[Entries from a dataset]
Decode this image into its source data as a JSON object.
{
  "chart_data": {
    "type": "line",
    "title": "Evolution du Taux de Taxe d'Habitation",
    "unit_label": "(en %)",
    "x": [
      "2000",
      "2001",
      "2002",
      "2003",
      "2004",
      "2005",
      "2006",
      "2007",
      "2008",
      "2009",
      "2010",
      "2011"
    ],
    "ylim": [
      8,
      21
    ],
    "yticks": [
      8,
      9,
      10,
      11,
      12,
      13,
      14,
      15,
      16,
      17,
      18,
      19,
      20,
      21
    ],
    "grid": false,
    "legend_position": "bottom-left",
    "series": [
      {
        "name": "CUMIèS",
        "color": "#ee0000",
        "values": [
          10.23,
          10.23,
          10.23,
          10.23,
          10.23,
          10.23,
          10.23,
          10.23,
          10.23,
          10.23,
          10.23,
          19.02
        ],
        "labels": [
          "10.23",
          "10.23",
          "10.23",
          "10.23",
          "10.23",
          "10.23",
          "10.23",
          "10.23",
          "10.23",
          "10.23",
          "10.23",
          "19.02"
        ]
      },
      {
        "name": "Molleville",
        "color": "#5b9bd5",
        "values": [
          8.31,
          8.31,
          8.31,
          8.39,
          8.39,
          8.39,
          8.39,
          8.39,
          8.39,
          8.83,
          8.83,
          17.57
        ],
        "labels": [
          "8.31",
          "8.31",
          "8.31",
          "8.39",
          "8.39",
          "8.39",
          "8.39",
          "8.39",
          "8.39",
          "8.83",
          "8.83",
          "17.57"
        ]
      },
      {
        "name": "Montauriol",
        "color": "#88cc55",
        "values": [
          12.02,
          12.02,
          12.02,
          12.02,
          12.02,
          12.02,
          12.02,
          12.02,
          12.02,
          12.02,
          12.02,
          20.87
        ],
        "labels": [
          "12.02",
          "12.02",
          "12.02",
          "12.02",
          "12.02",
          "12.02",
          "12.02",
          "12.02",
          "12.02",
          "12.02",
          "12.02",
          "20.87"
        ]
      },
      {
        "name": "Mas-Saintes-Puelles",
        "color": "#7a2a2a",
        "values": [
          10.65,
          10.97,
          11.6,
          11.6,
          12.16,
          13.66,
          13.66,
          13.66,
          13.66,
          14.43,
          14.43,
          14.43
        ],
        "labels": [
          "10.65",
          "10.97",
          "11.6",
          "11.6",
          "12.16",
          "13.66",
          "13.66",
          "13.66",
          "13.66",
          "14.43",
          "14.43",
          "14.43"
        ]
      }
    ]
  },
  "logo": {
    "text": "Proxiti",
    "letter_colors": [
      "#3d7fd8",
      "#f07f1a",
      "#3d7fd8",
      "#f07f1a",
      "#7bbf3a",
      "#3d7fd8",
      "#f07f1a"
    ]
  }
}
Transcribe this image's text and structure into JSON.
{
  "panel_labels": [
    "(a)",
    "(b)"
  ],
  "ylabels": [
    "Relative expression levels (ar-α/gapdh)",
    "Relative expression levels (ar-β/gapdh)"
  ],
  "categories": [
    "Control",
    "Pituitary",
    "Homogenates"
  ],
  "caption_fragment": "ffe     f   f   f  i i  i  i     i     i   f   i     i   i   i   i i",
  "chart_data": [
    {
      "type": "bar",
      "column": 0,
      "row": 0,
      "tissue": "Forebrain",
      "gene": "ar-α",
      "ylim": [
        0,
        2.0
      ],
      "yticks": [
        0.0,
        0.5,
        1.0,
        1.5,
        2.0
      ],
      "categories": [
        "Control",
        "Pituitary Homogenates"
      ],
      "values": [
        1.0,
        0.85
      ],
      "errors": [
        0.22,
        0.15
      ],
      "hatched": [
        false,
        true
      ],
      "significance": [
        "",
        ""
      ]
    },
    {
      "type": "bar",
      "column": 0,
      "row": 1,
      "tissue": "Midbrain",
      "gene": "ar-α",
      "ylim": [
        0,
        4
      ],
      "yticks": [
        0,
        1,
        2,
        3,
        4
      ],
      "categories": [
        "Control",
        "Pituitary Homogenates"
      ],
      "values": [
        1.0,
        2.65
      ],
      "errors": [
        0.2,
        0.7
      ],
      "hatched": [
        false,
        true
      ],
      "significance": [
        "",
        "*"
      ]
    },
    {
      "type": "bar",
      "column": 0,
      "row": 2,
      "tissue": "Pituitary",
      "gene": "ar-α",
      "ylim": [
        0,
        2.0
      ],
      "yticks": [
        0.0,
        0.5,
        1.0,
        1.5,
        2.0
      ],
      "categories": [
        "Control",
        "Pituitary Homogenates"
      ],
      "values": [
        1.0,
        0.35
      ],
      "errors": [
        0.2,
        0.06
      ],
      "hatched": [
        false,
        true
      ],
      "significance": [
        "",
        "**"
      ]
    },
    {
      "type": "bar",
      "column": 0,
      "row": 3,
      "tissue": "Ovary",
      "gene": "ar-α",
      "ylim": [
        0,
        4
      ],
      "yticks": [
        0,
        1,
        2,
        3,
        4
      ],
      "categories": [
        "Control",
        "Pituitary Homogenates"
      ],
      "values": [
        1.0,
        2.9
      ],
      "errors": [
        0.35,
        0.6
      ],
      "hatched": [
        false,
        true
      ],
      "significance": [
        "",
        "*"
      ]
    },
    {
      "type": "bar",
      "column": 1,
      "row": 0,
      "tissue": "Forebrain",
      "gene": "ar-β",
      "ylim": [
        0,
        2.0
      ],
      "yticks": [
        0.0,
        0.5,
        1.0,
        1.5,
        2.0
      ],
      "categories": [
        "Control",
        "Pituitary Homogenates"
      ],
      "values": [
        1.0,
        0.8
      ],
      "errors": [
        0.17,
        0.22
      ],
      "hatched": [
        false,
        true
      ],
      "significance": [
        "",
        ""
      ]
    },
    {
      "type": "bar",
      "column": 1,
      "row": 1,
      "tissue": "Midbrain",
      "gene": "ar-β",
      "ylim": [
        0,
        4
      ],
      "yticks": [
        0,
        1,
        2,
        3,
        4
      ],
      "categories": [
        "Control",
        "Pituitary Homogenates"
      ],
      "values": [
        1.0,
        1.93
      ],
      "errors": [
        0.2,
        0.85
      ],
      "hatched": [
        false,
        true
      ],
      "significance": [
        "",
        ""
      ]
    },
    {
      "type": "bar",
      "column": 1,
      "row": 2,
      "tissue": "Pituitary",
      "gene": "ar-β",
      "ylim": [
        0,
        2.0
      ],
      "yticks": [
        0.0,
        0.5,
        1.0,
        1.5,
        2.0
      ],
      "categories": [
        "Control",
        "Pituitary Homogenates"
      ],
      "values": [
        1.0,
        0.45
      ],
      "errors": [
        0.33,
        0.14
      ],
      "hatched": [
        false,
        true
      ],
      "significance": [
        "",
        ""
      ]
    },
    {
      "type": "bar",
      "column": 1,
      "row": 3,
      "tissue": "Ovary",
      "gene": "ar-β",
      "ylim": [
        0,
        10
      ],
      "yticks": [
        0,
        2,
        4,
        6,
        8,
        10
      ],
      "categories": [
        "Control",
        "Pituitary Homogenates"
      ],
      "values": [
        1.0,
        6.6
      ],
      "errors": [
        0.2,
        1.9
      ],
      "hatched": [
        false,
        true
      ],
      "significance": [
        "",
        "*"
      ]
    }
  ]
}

● **Problem**:
Reproduce each entry word for word.

● **Correct result**:
Decode this image into its source data as a JSON object.
{
  "chart_data": {
    "type": "line",
    "title": "Evolution du Taux de Taxe d'Habitation",
    "unit_label": "(en %)",
    "x": [
      "2000",
      "2001",
      "2002",
      "2003",
      "2004",
      "2005",
      "2006",
      "2007",
      "2008",
      "2009",
      "2010",
      "2011"
    ],
    "ylim": [
      8,
      21
    ],
    "yticks": [
      8,
      9,
      10,
      11,
      12,
      13,
      14,
      15,
      16,
      17,
      18,
      19,
      20,
      21
    ],
    "grid": false,
    "legend_position": "bottom-left",
    "series": [
      {
        "name": "CUMIèS",
        "color": "#ee0000",
        "values": [
          10.23,
          10.23,
          10.23,
          10.23,
          10.23,
          10.23,
          10.23,
          10.23,
          10.23,
          10.23,
          10.23,
          19.02
        ],
        "labels": [
          "10.23",
          "10.23",
          "10.23",
          "10.23",
          "10.23",
          "10.23",
          "10.23",
          "10.23",
          "10.23",
          "10.23",
          "10.23",
          "19.02"
        ]
      },
      {
        "name": "Molleville",
        "color": "#5b9bd5",
        "values": [
          8.31,
          8.31,
          8.31,
          8.39,
          8.39,
          8.39,
          8.39,
          8.39,
          8.39,
          8.83,
          8.83,
          17.57
        ],
        "labels": [
          "8.31",
          "8.31",
          "8.31",
          "8.39",
          "8.39",
          "8.39",
          "8.39",
          "8.39",
          "8.39",
          "8.83",
          "8.83",
          "17.57"
        ]
      },
      {
        "name": "Montauriol",
        "color": "#88cc55",
        "values": [
          12.02,
          12.02,
          12.02,
          12.02,
          12.02,
          12.02,
          12.02,
          12.02,
          12.02,
          12.02,
          12.02,
          20.87
        ],
        "labels": [
          "12.02",
          "12.02",
          "12.02",
          "12.02",
          "12.02",
          "12.02",
          "12.02",
          "12.02",
          "12.02",
          "12.02",
          "12.02",
          "20.87"
        ]
      },
      {
        "name": "Mas-Saintes-Puelles",
        "color": "#7a2a2a",
        "values": [
          10.65,
          10.97,
          11.6,
          11.6,
          12.16,
          13.66,
          13.66,
          13.66,
          13.66,
          14.43,
          14.43,
          14.43
        ],
        "labels": [
          "10.65",
          "10.97",
          "11.6",
          "11.6",
          "12.16",
          "13.66",
          "13.66",
          "13.66",
          "13.66",
          "14.43",
          "14.43",
          "14.43"
        ]
      }
    ]
  },
  "logo": {
    "text": "Proxiti",
    "letter_colors": [
      "#3d7fd8",
      "#f07f1a",
      "#3d7fd8",
      "#f07f1a",
      "#7bbf3a",
      "#3d7fd8",
      "#f07f1a"
    ]
  }
}
Transcribe this image's text and structure into JSON.
{
  "panel_labels": [
    "(a)",
    "(b)"
  ],
  "ylabels": [
    "Relative expression levels (ar-α/gapdh)",
    "Relative expression levels (ar-β/gapdh)"
  ],
  "categories": [
    "Control",
    "Pituitary",
    "Homogenates"
  ],
  "caption_fragment": "ffe     f   f   f  i i  i  i     i     i   f   i     i   i   i   i i",
  "chart_data": [
    {
      "type": "bar",
      "column": 0,
      "row": 0,
      "tissue": "Forebrain",
      "gene": "ar-α",
      "ylim": [
        0,
        2.0
      ],
      "yticks": [
        0.0,
        0.5,
        1.0,
        1.5,
        2.0
      ],
      "categories": [
        "Control",
        "Pituitary Homogenates"
      ],
      "values": [
        1.0,
        0.85
      ],
      "errors": [
        0.22,
        0.15
      ],
      "hatched": [
        false,
        true
      ],
      "significance": [
        "",
        ""
      ]
    },
    {
      "type": "bar",
      "column": 0,
      "row": 1,
      "tissue": "Midbrain",
      "gene": "ar-α",
      "ylim": [
        0,
        4
      ],
      "yticks": [
        0,
        1,
        2,
        3,
        4
      ],
      "categories": [
        "Control",
        "Pituitary Homogenates"
      ],
      "values": [
        1.0,
        2.65
      ],
      "errors": [
        0.2,
        0.7
      ],
      "hatched": [
        false,
        true
      ],
      "significance": [
        "",
        "*"
      ]
    },
    {
      "type": "bar",
      "column": 0,
      "row": 2,
      "tissue": "Pituitary",
      "gene": "ar-α",
      "ylim": [
        0,
        2.0
      ],
      "yticks": [
        0.0,
        0.5,
        1.0,
        1.5,
        2.0
      ],
      "categories": [
        "Control",
        "Pituitary Homogenates"
      ],
      "values": [
        1.0,
        0.35
      ],
      "errors": [
        0.2,
        0.06
      ],
      "hatched": [
        false,
        true
      ],
      "significance": [
        "",
        "**"
      ]
    },
    {
      "type": "bar",
      "column": 0,
      "row": 3,
      "tissue": "Ovary",
      "gene": "ar-α",
      "ylim": [
        0,
        4
      ],
      "yticks": [
        0,
        1,
        2,
        3,
        4
      ],
      "categories": [
        "Control",
        "Pituitary Homogenates"
      ],
      "values": [
        1.0,
        2.9
      ],
      "errors": [
        0.35,
        0.6
      ],
      "hatched": [
        false,
        true
      ],
      "significance": [
        "",
        "*"
      ]
    },
    {
      "type": "bar",
      "column": 1,
      "row": 0,
      "tissue": "Forebrain",
      "gene": "ar-β",
      "ylim": [
        0,
        2.0
      ],
      "yticks": [
        0.0,
        0.5,
        1.0,
        1.5,
        2.0
      ],
      "categories": [
        "Control",
        "Pituitary Homogenates"
      ],
      "values": [
        1.0,
        0.8
      ],
      "errors": [
        0.17,
        0.22
      ],
      "hatched": [
        false,
        true
      ],
      "significance": [
        "",
        ""
      ]
    },
    {
      "type": "bar",
      "column": 1,
      "row": 1,
      "tissue": "Midbrain",
      "gene": "ar-β",
      "ylim": [
        0,
        4
      ],
      "yticks": [
        0,
        1,
        2,
        3,
        4
      ],
      "categories": [
        "Control",
        "Pituitary Homogenates"
      ],
      "values": [
        1.0,
        1.93
      ],
      "errors": [
        0.2,
        0.85
      ],
      "hatched": [
        false,
        true
      ],
      "significance": [
        "",
        ""
      ]
    },
    {
      "type": "bar",
      "column": 1,
      "row": 2,
      "tissue": "Pituitary",
      "gene": "ar-β",
      "ylim": [
        0,
        2.0
      ],
      "yticks": [
        0.0,
        0.5,
        1.0,
        1.5,
        2.0
      ],
      "categories": [
        "Control",
        "Pituitary Homogenates"
      ],
      "values": [
        1.0,
        0.45
      ],
      "errors": [
        0.33,
        0.14
      ],
      "hatched": [
        false,
        true
      ],
      "significance": [
        "",
        ""
      ]
    },
    {
      "type": "bar",
      "column": 1,
      "row": 3,
      "tissue": "Ovary",
      "gene": "ar-β",
      "ylim": [
        0,
        10
      ],
      "yticks": [
        0,
        2,
        4,
        6,
        8,
        10
      ],
      "categories": [
        "Control",
        "Pituitary Homogenates"
      ],
      "values": [
        1.0,
        6.6
      ],
      "errors": [
        0.2,
        1.9
      ],
      "hatched": [
        false,
        true
      ],
      "significance": [
        "",
        "*"
      ]
    }
  ]
}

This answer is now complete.